■ **HOW TO COMPLETE THIS TASK**
Look through the records and copy each line with the string "Albertini" in it.

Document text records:

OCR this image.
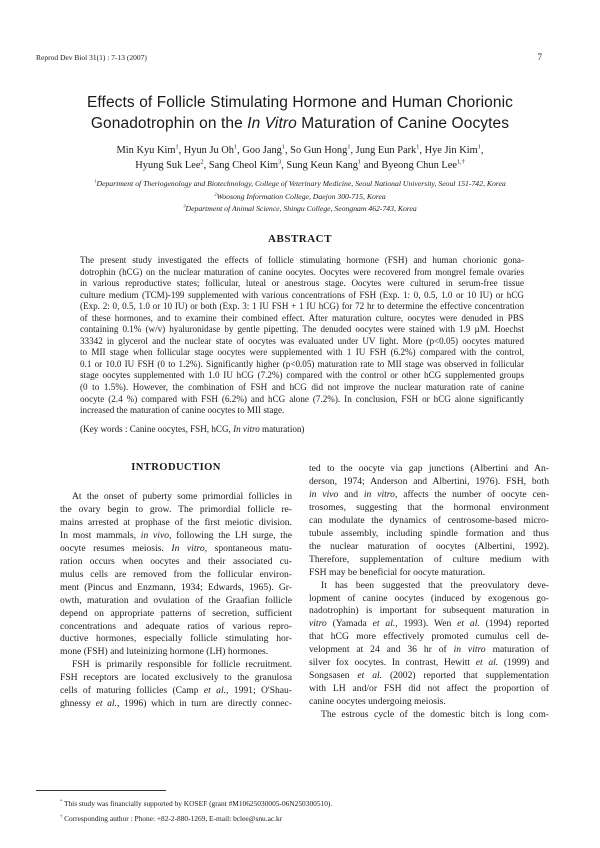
Reprod Dev Biol 31(1) : 7-13 (2007)	7
Effects of Follicle Stimulating Hormone and Human Chorionic
Gonadotrophin on the In Vitro Maturation of Canine Oocytes
Min Kyu Kim$^1$, Hyun Ju Oh$^1$, Goo Jang$^1$, So Gun Hong$^1$, Jung Eun Park$^1$, Hye Jin Kim$^1$,
Hyung Suk Lee$^2$, Sang Cheol Kim$^3$, Sung Keun Kang$^1$ and Byeong Chun Lee$^{1,\dagger}$
$^1$Department of Theriogenology and Biotechnology, College of Veterinary Medicine, Seoul National University, Seoul 151-742, Korea
$^2$Woosong Information College, Daejon 300-715, Korea
$^3$Department of Animal Science, Shingu College, Seongnam 462-743, Korea
ABSTRACT
The present study investigated the effects of follicle stimulating hormone (FSH) and human chorionic gona-
dotrophin (hCG) on the nuclear maturation of canine oocytes. Oocytes were recovered from mongrel female ovaries
in various reproductive states; follicular, luteal or anestrous stage. Oocytes were cultured in serum-free tissue
culture medium (TCM)-199 supplemented with various concentrations of FSH (Exp. 1: 0, 0.5, 1.0 or 10 IU) or hCG
(Exp. 2: 0, 0.5, 1.0 or 10 IU) or both (Exp. 3: 1 IU FSH + 1 IU hCG) for 72 hr to determine the effective concentration
of these hormones, and to examine their combined effect. After maturation culture, oocytes were denuded in PBS
containing 0.1% (w/v) hyaluronidase by gentle pipetting. The denuded oocytes were stained with 1.9 µM. Hoechst
33342 in glycerol and the nuclear state of oocytes was evaluated under UV light. More (p<0.05) oocytes matured
to MII stage when follicular stage oocytes were supplemented with 1 IU FSH (6.2%) compared with the control,
0.1 or 10.0 IU FSH (0 to 1.2%). Significantly higher (p<0.05) maturation rate to MII stage was observed in follicular
stage oocytes supplemented with 1.0 IU hCG (7.2%) compared with the control or other hCG supplemented groups
(0 to 1.5%). However, the combination of FSH and hCG did not improve the nuclear maturation rate of canine
oocyte (2.4 %) compared with FSH (6.2%) and hCG alone (7.2%). In conclusion, FSH or hCG alone significantly
increased the maturation of canine oocytes to MII stage.
(Key words : Canine oocytes, FSH, hCG, In vitro maturation)
INTRODUCTION
At the onset of puberty some primordial follicles in
the ovary begin to grow. The primordial follicle re-
mains arrested at prophase of the first meiotic division.
In most mammals, in vivo, following the LH surge, the
oocyte resumes meiosis. In vitro, spontaneous matu-
ration occurs when oocytes and their associated cu-
mulus cells are removed from the follicular environ-
ment (Pincus and Enzmann, 1934; Edwards, 1965). Gr-
owth, maturation and ovulation of the Graafian follicle
depend on appropriate patterns of secretion, sufficient
concentrations and adequate ratios of various repro-
ductive hormones, especially follicle stimulating hor-
mone (FSH) and luteinizing hormone (LH) hormones.
FSH is primarily responsible for follicle recruitment.
FSH receptors are located exclusively to the granulosa
cells of maturing follicles (Camp et al., 1991; O'Shau-
ghnessy et al., 1996) which in turn are directly connec-
ted to the oocyte via gap junctions (Albertini and An-
derson, 1974; Anderson and Albertini, 1976). FSH, both
in vivo and in vitro, affects the number of oocyte cen-
trosomes, suggesting that the hormonal environment
can modulate the dynamics of centrosome-based micro-
tubule assembly, including spindle formation and thus
the nuclear maturation of oocytes (Albertini, 1992).
Therefore, supplementation of culture medium with
FSH may be beneficial for oocyte maturation.
It has been suggested that the preovulatory deve-
lopment of canine oocytes (induced by exogenous go-
nadotrophin) is important for subsequent maturation in
vitro (Yamada et al., 1993). Wen et al. (1994) reported
that hCG more effectively promoted cumulus cell de-
velopment at 24 and 36 hr of in vitro maturation of
silver fox oocytes. In contrast, Hewitt et al. (1999) and
Songsasen et al. (2002) reported that supplementation
with LH and/or FSH did not affect the proportion of
canine oocytes undergoing meiosis.
The estrous cycle of the domestic bitch is long com-
* This study was financially supported by KOSEF (grant #M10625030005-06N250300510).
† Corresponding author : Phone: +82-2-880-1269, E-mail: bclee@snu.ac.kr
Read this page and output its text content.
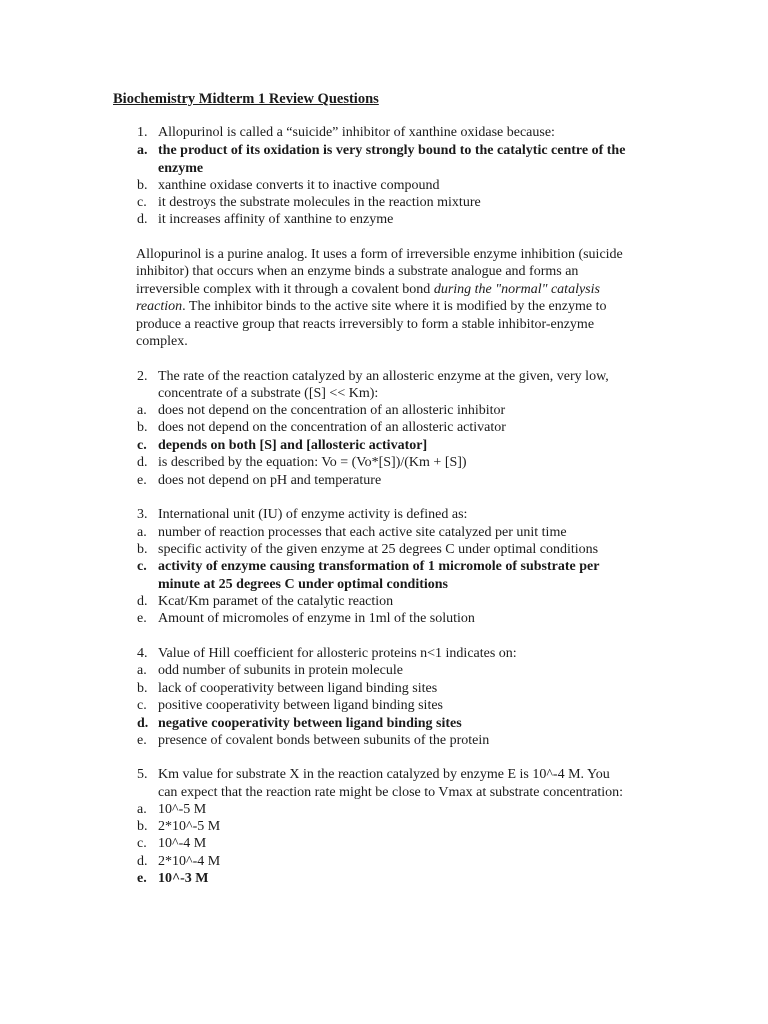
Biochemistry Midterm 1 Review Questions
1. Allopurinol is called a “suicide” inhibitor of xanthine oxidase because:
a. the product of its oxidation is very strongly bound to the catalytic centre of the
enzyme
b. xanthine oxidase converts it to inactive compound
c. it destroys the substrate molecules in the reaction mixture
d. it increases affinity of xanthine to enzyme
Allopurinol is a purine analog. It uses a form of irreversible enzyme inhibition (suicide
inhibitor) that occurs when an enzyme binds a substrate analogue and forms an
irreversible complex with it through a covalent bond during the "normal" catalysis
reaction. The inhibitor binds to the active site where it is modified by the enzyme to
produce a reactive group that reacts irreversibly to form a stable inhibitor-enzyme
complex.
2. The rate of the reaction catalyzed by an allosteric enzyme at the given, very low,
concentrate of a substrate ([S] << Km):
a. does not depend on the concentration of an allosteric inhibitor
b. does not depend on the concentration of an allosteric activator
c. depends on both [S] and [allosteric activator]
d. is described by the equation: Vo = (Vo*[S])/(Km + [S])
e. does not depend on pH and temperature
3. International unit (IU) of enzyme activity is defined as:
a. number of reaction processes that each active site catalyzed per unit time
b. specific activity of the given enzyme at 25 degrees C under optimal conditions
c. activity of enzyme causing transformation of 1 micromole of substrate per
minute at 25 degrees C under optimal conditions
d. Kcat/Km paramet of the catalytic reaction
e. Amount of micromoles of enzyme in 1ml of the solution
4. Value of Hill coefficient for allosteric proteins n<1 indicates on:
a. odd number of subunits in protein molecule
b. lack of cooperativity between ligand binding sites
c. positive cooperativity between ligand binding sites
d. negative cooperativity between ligand binding sites
e. presence of covalent bonds between subunits of the protein
5. Km value for substrate X in the reaction catalyzed by enzyme E is 10^-4 M. You
can expect that the reaction rate might be close to Vmax at substrate concentration:
a. 10^-5 M
b. 2*10^-5 M
c. 10^-4 M
d. 2*10^-4 M
e. 10^-3 M
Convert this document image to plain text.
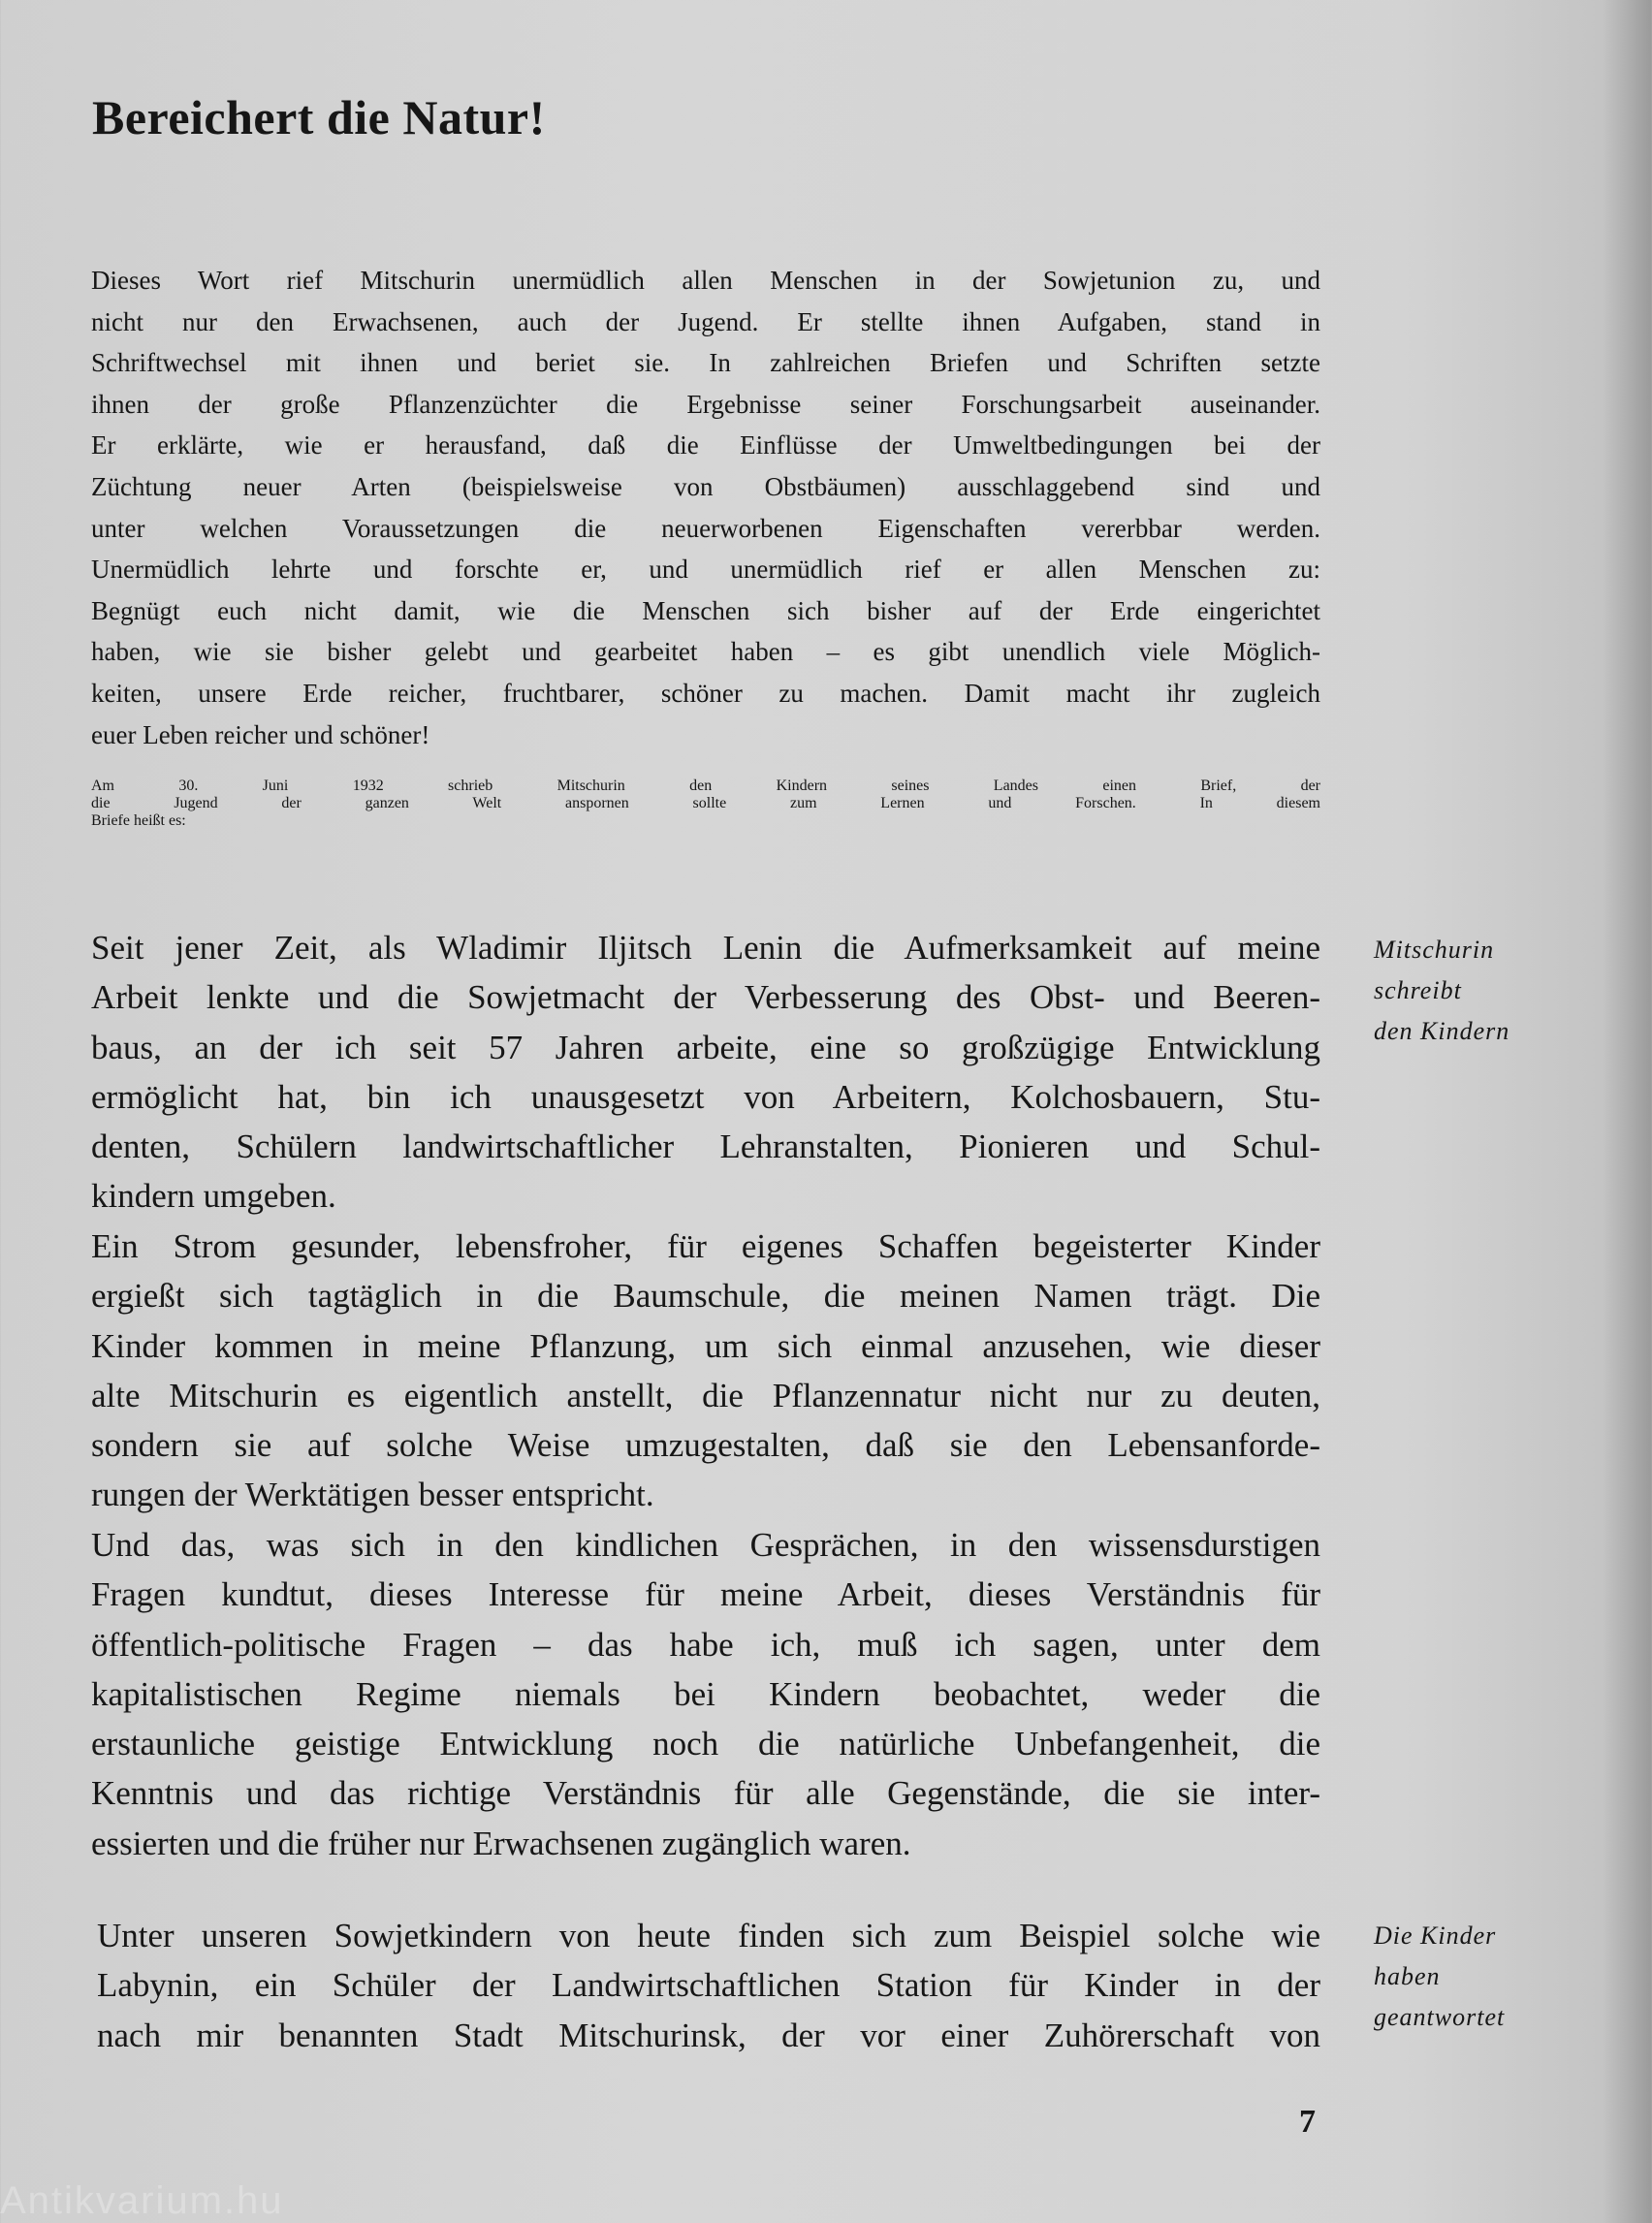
Bereichert die Natur!
Dieses Wort rief Mitschurin unermüdlich allen Menschen in der Sowjetunion zu, und
nicht nur den Erwachsenen, auch der Jugend. Er stellte ihnen Aufgaben, stand in
Schriftwechsel mit ihnen und beriet sie. In zahlreichen Briefen und Schriften setzte
ihnen der große Pflanzenzüchter die Ergebnisse seiner Forschungsarbeit auseinander.
Er erklärte, wie er herausfand, daß die Einflüsse der Umweltbedingungen bei der
Züchtung neuer Arten (beispielsweise von Obstbäumen) ausschlaggebend sind und
unter welchen Voraussetzungen die neuerworbenen Eigenschaften vererbbar werden.
Unermüdlich lehrte und forschte er, und unermüdlich rief er allen Menschen zu:
Begnügt euch nicht damit, wie die Menschen sich bisher auf der Erde eingerichtet
haben, wie sie bisher gelebt und gearbeitet haben – es gibt unendlich viele Möglich-
keiten, unsere Erde reicher, fruchtbarer, schöner zu machen. Damit macht ihr zugleich
euer Leben reicher und schöner!
Am 30. Juni 1932 schrieb Mitschurin den Kindern seines Landes einen Brief, der
die Jugend der ganzen Welt anspornen sollte zum Lernen und Forschen. In diesem
Briefe heißt es:
Seit jener Zeit, als Wladimir Iljitsch Lenin die Aufmerksamkeit auf meine
Arbeit lenkte und die Sowjetmacht der Verbesserung des Obst- und Beeren-
baus, an der ich seit 57 Jahren arbeite, eine so großzügige Entwicklung
ermöglicht hat, bin ich unausgesetzt von Arbeitern, Kolchosbauern, Stu-
denten, Schülern landwirtschaftlicher Lehranstalten, Pionieren und Schul-
kindern umgeben.
Ein Strom gesunder, lebensfroher, für eigenes Schaffen begeisterter Kinder
ergießt sich tagtäglich in die Baumschule, die meinen Namen trägt. Die
Kinder kommen in meine Pflanzung, um sich einmal anzusehen, wie dieser
alte Mitschurin es eigentlich anstellt, die Pflanzennatur nicht nur zu deuten,
sondern sie auf solche Weise umzugestalten, daß sie den Lebensanforde-
rungen der Werktätigen besser entspricht.
Und das, was sich in den kindlichen Gesprächen, in den wissensdurstigen
Fragen kundtut, dieses Interesse für meine Arbeit, dieses Verständnis für
öffentlich-politische Fragen – das habe ich, muß ich sagen, unter dem
kapitalistischen Regime niemals bei Kindern beobachtet, weder die
erstaunliche geistige Entwicklung noch die natürliche Unbefangenheit, die
Kenntnis und das richtige Verständnis für alle Gegenstände, die sie inter-
essierten und die früher nur Erwachsenen zugänglich waren.
Unter unseren Sowjetkindern von heute finden sich zum Beispiel solche wie
Labynin, ein Schüler der Landwirtschaftlichen Station für Kinder in der
nach mir benannten Stadt Mitschurinsk, der vor einer Zuhörerschaft von
Mitschurin
schreibt
den Kindern
Die Kinder
haben
geantwortet
7
Antikvarium.hu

■ **ANSWER TO THIS EXERCISE**
ted to the oocyte via gap junctions (Albertini and An-
derson, 1974; Anderson and Albertini, 1976). FSH, both
the nuclear maturation of oocytes (Albertini, 1992).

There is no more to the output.